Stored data
--- BEGIN ---

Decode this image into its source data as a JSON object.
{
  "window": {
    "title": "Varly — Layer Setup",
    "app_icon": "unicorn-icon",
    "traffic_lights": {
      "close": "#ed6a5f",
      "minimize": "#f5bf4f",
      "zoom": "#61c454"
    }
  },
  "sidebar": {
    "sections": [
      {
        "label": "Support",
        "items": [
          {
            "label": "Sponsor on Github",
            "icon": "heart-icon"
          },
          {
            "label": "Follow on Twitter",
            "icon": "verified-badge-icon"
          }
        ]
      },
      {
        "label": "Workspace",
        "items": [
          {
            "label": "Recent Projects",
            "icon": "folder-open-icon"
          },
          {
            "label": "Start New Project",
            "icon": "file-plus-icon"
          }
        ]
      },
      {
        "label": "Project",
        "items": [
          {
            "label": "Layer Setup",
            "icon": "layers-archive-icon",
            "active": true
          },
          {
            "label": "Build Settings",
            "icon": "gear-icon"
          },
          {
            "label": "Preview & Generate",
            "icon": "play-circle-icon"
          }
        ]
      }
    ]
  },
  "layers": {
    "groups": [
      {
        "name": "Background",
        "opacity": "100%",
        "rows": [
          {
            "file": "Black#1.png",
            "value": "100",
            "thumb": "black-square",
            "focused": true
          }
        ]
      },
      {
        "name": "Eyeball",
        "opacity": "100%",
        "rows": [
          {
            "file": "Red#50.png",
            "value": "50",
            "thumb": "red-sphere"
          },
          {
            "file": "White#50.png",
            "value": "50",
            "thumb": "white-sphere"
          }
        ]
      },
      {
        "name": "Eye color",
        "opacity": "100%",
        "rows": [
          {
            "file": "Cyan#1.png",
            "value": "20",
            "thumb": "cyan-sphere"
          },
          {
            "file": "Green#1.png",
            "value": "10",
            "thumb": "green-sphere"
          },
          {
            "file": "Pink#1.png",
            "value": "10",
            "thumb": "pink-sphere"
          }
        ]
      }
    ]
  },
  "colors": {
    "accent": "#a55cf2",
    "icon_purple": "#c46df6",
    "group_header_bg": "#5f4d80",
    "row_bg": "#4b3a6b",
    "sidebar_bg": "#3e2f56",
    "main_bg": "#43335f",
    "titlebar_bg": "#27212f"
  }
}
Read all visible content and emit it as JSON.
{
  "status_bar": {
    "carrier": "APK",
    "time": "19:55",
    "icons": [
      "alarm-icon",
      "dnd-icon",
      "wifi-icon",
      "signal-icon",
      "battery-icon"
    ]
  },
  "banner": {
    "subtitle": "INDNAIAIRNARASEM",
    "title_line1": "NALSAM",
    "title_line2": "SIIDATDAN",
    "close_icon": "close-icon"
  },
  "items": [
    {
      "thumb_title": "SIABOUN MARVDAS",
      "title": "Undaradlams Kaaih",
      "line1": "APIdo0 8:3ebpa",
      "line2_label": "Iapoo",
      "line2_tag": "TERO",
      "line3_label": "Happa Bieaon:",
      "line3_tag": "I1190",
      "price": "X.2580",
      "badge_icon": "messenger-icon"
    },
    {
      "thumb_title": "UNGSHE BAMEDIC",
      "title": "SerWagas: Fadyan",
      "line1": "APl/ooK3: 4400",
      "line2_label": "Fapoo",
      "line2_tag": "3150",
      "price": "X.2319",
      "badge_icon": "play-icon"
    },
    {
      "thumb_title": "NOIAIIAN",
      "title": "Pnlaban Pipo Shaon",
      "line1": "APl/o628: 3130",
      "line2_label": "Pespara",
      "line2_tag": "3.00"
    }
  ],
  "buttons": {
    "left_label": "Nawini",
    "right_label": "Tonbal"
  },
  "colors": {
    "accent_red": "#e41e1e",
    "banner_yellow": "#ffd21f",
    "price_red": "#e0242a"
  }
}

--- END ---

Write the lines out exactly, from the one with "Read all visible content and emit it as JSON." down to the last line of the listing, and leave out all others.

◆ **Completed task**
Read all visible content and emit it as JSON.
{
  "status_bar": {
    "carrier": "APK",
    "time": "19:55",
    "icons": [
      "alarm-icon",
      "dnd-icon",
      "wifi-icon",
      "signal-icon",
      "battery-icon"
    ]
  },
  "banner": {
    "subtitle": "INDNAIAIRNARASEM",
    "title_line1": "NALSAM",
    "title_line2": "SIIDATDAN",
    "close_icon": "close-icon"
  },
  "items": [
    {
      "thumb_title": "SIABOUN MARVDAS",
      "title": "Undaradlams Kaaih",
      "line1": "APIdo0 8:3ebpa",
      "line2_label": "Iapoo",
      "line2_tag": "TERO",
      "line3_label": "Happa Bieaon:",
      "line3_tag": "I1190",
      "price": "X.2580",
      "badge_icon": "messenger-icon"
    },
    {
      "thumb_title": "UNGSHE BAMEDIC",
      "title": "SerWagas: Fadyan",
      "line1": "APl/ooK3: 4400",
      "line2_label": "Fapoo",
      "line2_tag": "3150",
      "price": "X.2319",
      "badge_icon": "play-icon"
    },
    {
      "thumb_title": "NOIAIIAN",
      "title": "Pnlaban Pipo Shaon",
      "line1": "APl/o628: 3130",
      "line2_label": "Pespara",
      "line2_tag": "3.00"
    }
  ],
  "buttons": {
    "left_label": "Nawini",
    "right_label": "Tonbal"
  },
  "colors": {
    "accent_red": "#e41e1e",
    "banner_yellow": "#ffd21f",
    "price_red": "#e0242a"
  }
}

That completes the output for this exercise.